EXERCISE TASK: Give all of the lines again, with nothing added or dropped.

------ LISTING ------

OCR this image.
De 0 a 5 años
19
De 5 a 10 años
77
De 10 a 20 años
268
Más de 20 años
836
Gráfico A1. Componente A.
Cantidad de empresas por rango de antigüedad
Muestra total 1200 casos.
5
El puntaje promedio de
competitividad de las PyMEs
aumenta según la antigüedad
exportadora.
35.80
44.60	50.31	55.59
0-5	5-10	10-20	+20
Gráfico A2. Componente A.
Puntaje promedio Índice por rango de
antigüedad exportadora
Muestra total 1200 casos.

------

ANSWER TO THIS PROBLEM:
OCR this image.
De 0 a 5 años
19
De 5 a 10 años
77
De 10 a 20 años
268
Más de 20 años
836
Gráfico A1. Componente A.
Cantidad de empresas por rango de antigüedad
Muestra total 1200 casos.
5
El puntaje promedio de
competitividad de las PyMEs
aumenta según la antigüedad
exportadora.
35.80
44.60	50.31	55.59
0-5	5-10	10-20	+20
Gráfico A2. Componente A.
Puntaje promedio Índice por rango de
antigüedad exportadora
Muestra total 1200 casos.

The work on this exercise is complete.